**Stated problem:**
Would you transcribe all of the data exactly, down to the last character?

**Data for processing:**

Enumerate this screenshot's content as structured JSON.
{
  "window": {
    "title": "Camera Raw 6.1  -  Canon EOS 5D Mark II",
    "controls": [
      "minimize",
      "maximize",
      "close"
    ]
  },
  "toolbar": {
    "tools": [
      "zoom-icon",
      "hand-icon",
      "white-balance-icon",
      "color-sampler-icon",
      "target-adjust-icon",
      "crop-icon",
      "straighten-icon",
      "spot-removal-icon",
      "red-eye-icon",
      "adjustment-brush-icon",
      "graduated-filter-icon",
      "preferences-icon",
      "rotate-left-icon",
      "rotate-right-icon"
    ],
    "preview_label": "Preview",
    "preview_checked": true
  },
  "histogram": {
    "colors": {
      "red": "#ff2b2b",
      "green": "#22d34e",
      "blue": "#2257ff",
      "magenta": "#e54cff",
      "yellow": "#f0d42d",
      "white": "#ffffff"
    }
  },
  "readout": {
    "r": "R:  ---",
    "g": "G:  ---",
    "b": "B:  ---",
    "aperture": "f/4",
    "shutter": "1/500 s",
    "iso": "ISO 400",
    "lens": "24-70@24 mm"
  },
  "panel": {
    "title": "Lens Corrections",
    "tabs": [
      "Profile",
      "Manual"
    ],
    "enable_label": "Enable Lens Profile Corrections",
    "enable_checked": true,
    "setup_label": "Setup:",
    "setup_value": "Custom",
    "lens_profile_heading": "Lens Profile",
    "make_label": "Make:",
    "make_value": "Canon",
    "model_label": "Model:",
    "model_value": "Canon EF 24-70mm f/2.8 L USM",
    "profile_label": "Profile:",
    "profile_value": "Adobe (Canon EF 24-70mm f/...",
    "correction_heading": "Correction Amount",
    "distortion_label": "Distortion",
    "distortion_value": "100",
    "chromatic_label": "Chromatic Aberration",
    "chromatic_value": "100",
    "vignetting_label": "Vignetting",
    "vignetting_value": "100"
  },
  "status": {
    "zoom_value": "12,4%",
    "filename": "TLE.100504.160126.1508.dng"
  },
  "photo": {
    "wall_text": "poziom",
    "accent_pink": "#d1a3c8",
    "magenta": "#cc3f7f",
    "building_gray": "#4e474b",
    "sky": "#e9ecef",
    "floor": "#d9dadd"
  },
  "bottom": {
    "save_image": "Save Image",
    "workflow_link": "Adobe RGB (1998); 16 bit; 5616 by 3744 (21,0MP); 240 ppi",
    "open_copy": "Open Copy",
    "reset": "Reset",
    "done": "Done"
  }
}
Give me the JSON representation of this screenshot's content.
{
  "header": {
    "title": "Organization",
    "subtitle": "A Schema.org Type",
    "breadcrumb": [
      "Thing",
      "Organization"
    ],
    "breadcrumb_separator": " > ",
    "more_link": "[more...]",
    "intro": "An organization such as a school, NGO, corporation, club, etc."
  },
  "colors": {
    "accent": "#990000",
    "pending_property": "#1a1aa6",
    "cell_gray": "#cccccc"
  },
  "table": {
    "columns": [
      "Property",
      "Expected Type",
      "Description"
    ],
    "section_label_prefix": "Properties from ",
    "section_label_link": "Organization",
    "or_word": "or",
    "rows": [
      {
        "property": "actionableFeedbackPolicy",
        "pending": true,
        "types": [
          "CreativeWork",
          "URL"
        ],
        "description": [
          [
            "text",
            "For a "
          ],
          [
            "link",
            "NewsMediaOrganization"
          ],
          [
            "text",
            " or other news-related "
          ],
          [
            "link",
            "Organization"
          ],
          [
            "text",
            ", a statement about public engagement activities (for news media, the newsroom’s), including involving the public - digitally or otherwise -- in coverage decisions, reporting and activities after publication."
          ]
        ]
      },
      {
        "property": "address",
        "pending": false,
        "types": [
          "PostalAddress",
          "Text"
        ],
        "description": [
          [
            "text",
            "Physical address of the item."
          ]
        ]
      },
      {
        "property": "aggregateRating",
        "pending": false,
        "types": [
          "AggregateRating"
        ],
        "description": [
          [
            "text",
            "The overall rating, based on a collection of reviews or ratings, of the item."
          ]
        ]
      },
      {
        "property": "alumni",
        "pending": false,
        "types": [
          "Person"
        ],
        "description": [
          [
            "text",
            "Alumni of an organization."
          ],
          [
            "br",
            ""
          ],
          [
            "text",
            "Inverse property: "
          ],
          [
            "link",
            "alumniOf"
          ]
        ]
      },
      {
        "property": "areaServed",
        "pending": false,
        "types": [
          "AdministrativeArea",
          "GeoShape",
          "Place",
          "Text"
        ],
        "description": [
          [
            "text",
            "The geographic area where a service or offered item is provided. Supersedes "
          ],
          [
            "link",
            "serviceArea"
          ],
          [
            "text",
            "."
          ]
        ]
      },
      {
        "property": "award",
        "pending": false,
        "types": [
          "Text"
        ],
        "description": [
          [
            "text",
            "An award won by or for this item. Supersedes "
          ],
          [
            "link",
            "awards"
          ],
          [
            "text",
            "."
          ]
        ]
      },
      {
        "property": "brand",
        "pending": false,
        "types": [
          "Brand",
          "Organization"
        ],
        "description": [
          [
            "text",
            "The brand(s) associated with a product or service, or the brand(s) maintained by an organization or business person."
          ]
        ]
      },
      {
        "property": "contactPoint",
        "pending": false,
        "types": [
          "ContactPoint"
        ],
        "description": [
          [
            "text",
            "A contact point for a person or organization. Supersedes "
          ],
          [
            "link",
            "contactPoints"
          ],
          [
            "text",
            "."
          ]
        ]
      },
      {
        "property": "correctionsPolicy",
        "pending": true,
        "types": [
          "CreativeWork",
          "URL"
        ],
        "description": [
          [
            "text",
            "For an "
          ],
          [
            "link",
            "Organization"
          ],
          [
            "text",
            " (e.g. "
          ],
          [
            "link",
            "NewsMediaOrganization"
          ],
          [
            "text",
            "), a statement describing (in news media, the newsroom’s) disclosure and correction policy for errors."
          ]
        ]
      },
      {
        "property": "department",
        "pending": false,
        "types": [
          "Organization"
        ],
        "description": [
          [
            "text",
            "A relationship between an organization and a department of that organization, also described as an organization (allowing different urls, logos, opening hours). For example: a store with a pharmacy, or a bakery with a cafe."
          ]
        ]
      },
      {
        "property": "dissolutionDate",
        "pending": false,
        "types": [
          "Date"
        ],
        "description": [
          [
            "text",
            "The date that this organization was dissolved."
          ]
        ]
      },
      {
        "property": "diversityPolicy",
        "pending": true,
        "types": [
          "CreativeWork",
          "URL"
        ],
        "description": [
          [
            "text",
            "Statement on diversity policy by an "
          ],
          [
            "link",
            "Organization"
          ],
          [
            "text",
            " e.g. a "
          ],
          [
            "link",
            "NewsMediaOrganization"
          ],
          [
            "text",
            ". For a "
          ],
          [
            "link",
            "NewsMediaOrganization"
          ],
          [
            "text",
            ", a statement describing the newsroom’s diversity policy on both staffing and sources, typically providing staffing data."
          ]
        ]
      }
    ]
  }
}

**Task answer:**
Enumerate this screenshot's content as structured JSON.
{
  "window": {
    "title": "Camera Raw 6.1  -  Canon EOS 5D Mark II",
    "controls": [
      "minimize",
      "maximize",
      "close"
    ]
  },
  "toolbar": {
    "tools": [
      "zoom-icon",
      "hand-icon",
      "white-balance-icon",
      "color-sampler-icon",
      "target-adjust-icon",
      "crop-icon",
      "straighten-icon",
      "spot-removal-icon",
      "red-eye-icon",
      "adjustment-brush-icon",
      "graduated-filter-icon",
      "preferences-icon",
      "rotate-left-icon",
      "rotate-right-icon"
    ],
    "preview_label": "Preview",
    "preview_checked": true
  },
  "histogram": {
    "colors": {
      "red": "#ff2b2b",
      "green": "#22d34e",
      "blue": "#2257ff",
      "magenta": "#e54cff",
      "yellow": "#f0d42d",
      "white": "#ffffff"
    }
  },
  "readout": {
    "r": "R:  ---",
    "g": "G:  ---",
    "b": "B:  ---",
    "aperture": "f/4",
    "shutter": "1/500 s",
    "iso": "ISO 400",
    "lens": "24-70@24 mm"
  },
  "panel": {
    "title": "Lens Corrections",
    "tabs": [
      "Profile",
      "Manual"
    ],
    "enable_label": "Enable Lens Profile Corrections",
    "enable_checked": true,
    "setup_label": "Setup:",
    "setup_value": "Custom",
    "lens_profile_heading": "Lens Profile",
    "make_label": "Make:",
    "make_value": "Canon",
    "model_label": "Model:",
    "model_value": "Canon EF 24-70mm f/2.8 L USM",
    "profile_label": "Profile:",
    "profile_value": "Adobe (Canon EF 24-70mm f/...",
    "correction_heading": "Correction Amount",
    "distortion_label": "Distortion",
    "distortion_value": "100",
    "chromatic_label": "Chromatic Aberration",
    "chromatic_value": "100",
    "vignetting_label": "Vignetting",
    "vignetting_value": "100"
  },
  "status": {
    "zoom_value": "12,4%",
    "filename": "TLE.100504.160126.1508.dng"
  },
  "photo": {
    "wall_text": "poziom",
    "accent_pink": "#d1a3c8",
    "magenta": "#cc3f7f",
    "building_gray": "#4e474b",
    "sky": "#e9ecef",
    "floor": "#d9dadd"
  },
  "bottom": {
    "save_image": "Save Image",
    "workflow_link": "Adobe RGB (1998); 16 bit; 5616 by 3744 (21,0MP); 240 ppi",
    "open_copy": "Open Copy",
    "reset": "Reset",
    "done": "Done"
  }
}
Give me the JSON representation of this screenshot's content.
{
  "header": {
    "title": "Organization",
    "subtitle": "A Schema.org Type",
    "breadcrumb": [
      "Thing",
      "Organization"
    ],
    "breadcrumb_separator": " > ",
    "more_link": "[more...]",
    "intro": "An organization such as a school, NGO, corporation, club, etc."
  },
  "colors": {
    "accent": "#990000",
    "pending_property": "#1a1aa6",
    "cell_gray": "#cccccc"
  },
  "table": {
    "columns": [
      "Property",
      "Expected Type",
      "Description"
    ],
    "section_label_prefix": "Properties from ",
    "section_label_link": "Organization",
    "or_word": "or",
    "rows": [
      {
        "property": "actionableFeedbackPolicy",
        "pending": true,
        "types": [
          "CreativeWork",
          "URL"
        ],
        "description": [
          [
            "text",
            "For a "
          ],
          [
            "link",
            "NewsMediaOrganization"
          ],
          [
            "text",
            " or other news-related "
          ],
          [
            "link",
            "Organization"
          ],
          [
            "text",
            ", a statement about public engagement activities (for news media, the newsroom’s), including involving the public - digitally or otherwise -- in coverage decisions, reporting and activities after publication."
          ]
        ]
      },
      {
        "property": "address",
        "pending": false,
        "types": [
          "PostalAddress",
          "Text"
        ],
        "description": [
          [
            "text",
            "Physical address of the item."
          ]
        ]
      },
      {
        "property": "aggregateRating",
        "pending": false,
        "types": [
          "AggregateRating"
        ],
        "description": [
          [
            "text",
            "The overall rating, based on a collection of reviews or ratings, of the item."
          ]
        ]
      },
      {
        "property": "alumni",
        "pending": false,
        "types": [
          "Person"
        ],
        "description": [
          [
            "text",
            "Alumni of an organization."
          ],
          [
            "br",
            ""
          ],
          [
            "text",
            "Inverse property: "
          ],
          [
            "link",
            "alumniOf"
          ]
        ]
      },
      {
        "property": "areaServed",
        "pending": false,
        "types": [
          "AdministrativeArea",
          "GeoShape",
          "Place",
          "Text"
        ],
        "description": [
          [
            "text",
            "The geographic area where a service or offered item is provided. Supersedes "
          ],
          [
            "link",
            "serviceArea"
          ],
          [
            "text",
            "."
          ]
        ]
      },
      {
        "property": "award",
        "pending": false,
        "types": [
          "Text"
        ],
        "description": [
          [
            "text",
            "An award won by or for this item. Supersedes "
          ],
          [
            "link",
            "awards"
          ],
          [
            "text",
            "."
          ]
        ]
      },
      {
        "property": "brand",
        "pending": false,
        "types": [
          "Brand",
          "Organization"
        ],
        "description": [
          [
            "text",
            "The brand(s) associated with a product or service, or the brand(s) maintained by an organization or business person."
          ]
        ]
      },
      {
        "property": "contactPoint",
        "pending": false,
        "types": [
          "ContactPoint"
        ],
        "description": [
          [
            "text",
            "A contact point for a person or organization. Supersedes "
          ],
          [
            "link",
            "contactPoints"
          ],
          [
            "text",
            "."
          ]
        ]
      },
      {
        "property": "correctionsPolicy",
        "pending": true,
        "types": [
          "CreativeWork",
          "URL"
        ],
        "description": [
          [
            "text",
            "For an "
          ],
          [
            "link",
            "Organization"
          ],
          [
            "text",
            " (e.g. "
          ],
          [
            "link",
            "NewsMediaOrganization"
          ],
          [
            "text",
            "), a statement describing (in news media, the newsroom’s) disclosure and correction policy for errors."
          ]
        ]
      },
      {
        "property": "department",
        "pending": false,
        "types": [
          "Organization"
        ],
        "description": [
          [
            "text",
            "A relationship between an organization and a department of that organization, also described as an organization (allowing different urls, logos, opening hours). For example: a store with a pharmacy, or a bakery with a cafe."
          ]
        ]
      },
      {
        "property": "dissolutionDate",
        "pending": false,
        "types": [
          "Date"
        ],
        "description": [
          [
            "text",
            "The date that this organization was dissolved."
          ]
        ]
      },
      {
        "property": "diversityPolicy",
        "pending": true,
        "types": [
          "CreativeWork",
          "URL"
        ],
        "description": [
          [
            "text",
            "Statement on diversity policy by an "
          ],
          [
            "link",
            "Organization"
          ],
          [
            "text",
            " e.g. a "
          ],
          [
            "link",
            "NewsMediaOrganization"
          ],
          [
            "text",
            ". For a "
          ],
          [
            "link",
            "NewsMediaOrganization"
          ],
          [
            "text",
            ", a statement describing the newsroom’s diversity policy on both staffing and sources, typically providing staffing data."
          ]
        ]
      }
    ]
  }
}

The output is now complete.